* **OBJECTIVE**
Comb through the entries for "Price" and pull out each line that holds it.

* **RECORDS FOR THE EXERCISE**
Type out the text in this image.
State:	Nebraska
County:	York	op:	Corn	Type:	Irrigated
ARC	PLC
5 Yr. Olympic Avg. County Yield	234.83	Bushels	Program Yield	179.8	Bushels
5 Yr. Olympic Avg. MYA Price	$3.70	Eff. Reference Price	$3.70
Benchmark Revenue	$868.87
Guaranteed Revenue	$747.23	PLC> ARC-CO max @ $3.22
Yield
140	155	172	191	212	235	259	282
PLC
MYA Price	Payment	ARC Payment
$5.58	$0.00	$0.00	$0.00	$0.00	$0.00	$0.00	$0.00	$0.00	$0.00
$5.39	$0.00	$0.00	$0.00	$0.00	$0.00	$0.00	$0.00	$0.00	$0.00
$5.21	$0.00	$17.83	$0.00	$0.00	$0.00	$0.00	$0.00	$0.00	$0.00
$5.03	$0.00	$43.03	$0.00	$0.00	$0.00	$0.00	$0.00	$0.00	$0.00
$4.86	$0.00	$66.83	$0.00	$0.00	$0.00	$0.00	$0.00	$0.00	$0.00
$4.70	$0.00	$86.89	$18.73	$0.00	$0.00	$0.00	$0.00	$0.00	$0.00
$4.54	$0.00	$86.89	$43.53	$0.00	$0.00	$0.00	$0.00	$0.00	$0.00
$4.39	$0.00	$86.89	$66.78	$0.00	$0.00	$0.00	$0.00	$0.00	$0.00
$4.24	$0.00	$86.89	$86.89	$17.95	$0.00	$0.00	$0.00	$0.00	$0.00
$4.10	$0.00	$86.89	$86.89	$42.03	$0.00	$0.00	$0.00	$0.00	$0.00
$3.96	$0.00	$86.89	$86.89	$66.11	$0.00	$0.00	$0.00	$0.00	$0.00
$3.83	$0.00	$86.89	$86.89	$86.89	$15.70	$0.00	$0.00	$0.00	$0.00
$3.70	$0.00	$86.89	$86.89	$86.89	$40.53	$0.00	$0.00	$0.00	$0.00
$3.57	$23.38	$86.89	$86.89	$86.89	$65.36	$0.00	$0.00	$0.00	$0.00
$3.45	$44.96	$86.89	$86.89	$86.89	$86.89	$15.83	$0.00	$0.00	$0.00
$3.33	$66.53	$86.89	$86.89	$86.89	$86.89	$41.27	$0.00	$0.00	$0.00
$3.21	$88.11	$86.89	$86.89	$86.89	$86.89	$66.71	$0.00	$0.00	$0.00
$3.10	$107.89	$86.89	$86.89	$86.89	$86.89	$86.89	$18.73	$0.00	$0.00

...

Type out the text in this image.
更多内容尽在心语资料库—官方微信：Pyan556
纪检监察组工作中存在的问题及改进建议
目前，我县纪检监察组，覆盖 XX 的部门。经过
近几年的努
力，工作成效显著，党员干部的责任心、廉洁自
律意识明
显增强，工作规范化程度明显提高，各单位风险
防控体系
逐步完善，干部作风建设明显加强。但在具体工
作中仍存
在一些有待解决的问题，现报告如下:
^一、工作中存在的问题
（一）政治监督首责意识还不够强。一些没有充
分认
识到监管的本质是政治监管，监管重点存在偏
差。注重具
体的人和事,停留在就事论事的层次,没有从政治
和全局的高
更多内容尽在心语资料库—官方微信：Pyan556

* **ANSWER**
5 Yr. Olympic Avg. MYA Price	$3.70	Eff. Reference Price	$3.70
MYA Price	Payment	ARC Payment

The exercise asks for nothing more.